Written task >> Word for word, set down the records and skip each picture.

** BEGIN **

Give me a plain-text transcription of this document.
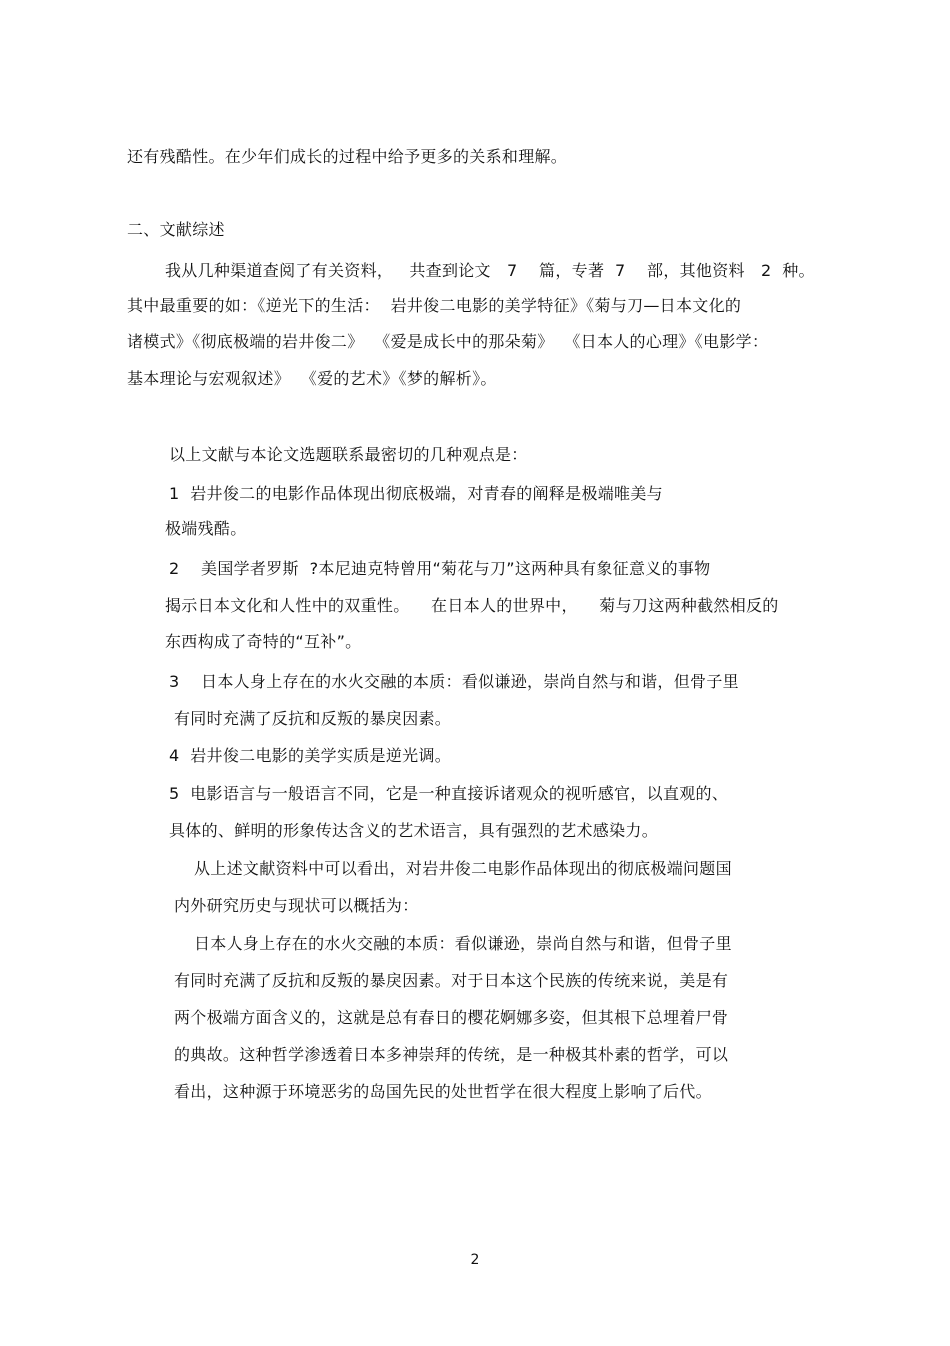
还有残酷性。在少年们成长的过程中给予更多的关系和理解。
二、文献综述
我从几种渠道查阅了有关资料，   共查到论文   7    篇，专著  7    部，其他资料   2  种。
其中最重要的如：《逆光下的生活：  岩井俊二电影的美学特征》《菊与刀—日本文化的
诸模式》《彻底极端的岩井俊二》  《爱是成长中的那朵菊》  《日本人的心理》《电影学：
基本理论与宏观叙述》  《爱的艺术》《梦的解析》。
以上文献与本论文选题联系最密切的几种观点是：
1  岩井俊二的电影作品体现出彻底极端，对青春的阐释是极端唯美与
极端残酷。
2    美国学者罗斯  ?本尼迪克特曾用“菊花与刀”这两种具有象征意义的事物
揭示日本文化和人性中的双重性。    在日本人的世界中，    菊与刀这两种截然相反的
东西构成了奇特的“互补”。
3    日本人身上存在的水火交融的本质：看似谦逊，崇尚自然与和谐，但骨子里
有同时充满了反抗和反叛的暴戾因素。
4  岩井俊二电影的美学实质是逆光调。
5  电影语言与一般语言不同，它是一种直接诉诸观众的视听感官，以直观的、
具体的、鲜明的形象传达含义的艺术语言，具有强烈的艺术感染力。
从上述文献资料中可以看出，对岩井俊二电影作品体现出的彻底极端问题国
内外研究历史与现状可以概括为：
日本人身上存在的水火交融的本质：看似谦逊，崇尚自然与和谐，但骨子里
有同时充满了反抗和反叛的暴戾因素。对于日本这个民族的传统来说，美是有
两个极端方面含义的，这就是总有春日的樱花婀娜多姿，但其根下总埋着尸骨
的典故。这种哲学渗透着日本多神崇拜的传统，是一种极其朴素的哲学，可以
看出，这种源于环境恶劣的岛国先民的处世哲学在很大程度上影响了后代。
2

** END **

The answer >>
Give me a plain-text transcription of this document.
还有残酷性。在少年们成长的过程中给予更多的关系和理解。
二、文献综述
我从几种渠道查阅了有关资料，   共查到论文   7    篇，专著  7    部，其他资料   2  种。
其中最重要的如：《逆光下的生活：  岩井俊二电影的美学特征》《菊与刀—日本文化的
诸模式》《彻底极端的岩井俊二》  《爱是成长中的那朵菊》  《日本人的心理》《电影学：
基本理论与宏观叙述》  《爱的艺术》《梦的解析》。
以上文献与本论文选题联系最密切的几种观点是：
1  岩井俊二的电影作品体现出彻底极端，对青春的阐释是极端唯美与
极端残酷。
2    美国学者罗斯  ?本尼迪克特曾用“菊花与刀”这两种具有象征意义的事物
揭示日本文化和人性中的双重性。    在日本人的世界中，    菊与刀这两种截然相反的
东西构成了奇特的“互补”。
3    日本人身上存在的水火交融的本质：看似谦逊，崇尚自然与和谐，但骨子里
有同时充满了反抗和反叛的暴戾因素。
4  岩井俊二电影的美学实质是逆光调。
5  电影语言与一般语言不同，它是一种直接诉诸观众的视听感官，以直观的、
具体的、鲜明的形象传达含义的艺术语言，具有强烈的艺术感染力。
从上述文献资料中可以看出，对岩井俊二电影作品体现出的彻底极端问题国
内外研究历史与现状可以概括为：
日本人身上存在的水火交融的本质：看似谦逊，崇尚自然与和谐，但骨子里
有同时充满了反抗和反叛的暴戾因素。对于日本这个民族的传统来说，美是有
两个极端方面含义的，这就是总有春日的樱花婀娜多姿，但其根下总埋着尸骨
的典故。这种哲学渗透着日本多神崇拜的传统，是一种极其朴素的哲学，可以
看出，这种源于环境恶劣的岛国先民的处世哲学在很大程度上影响了后代。
2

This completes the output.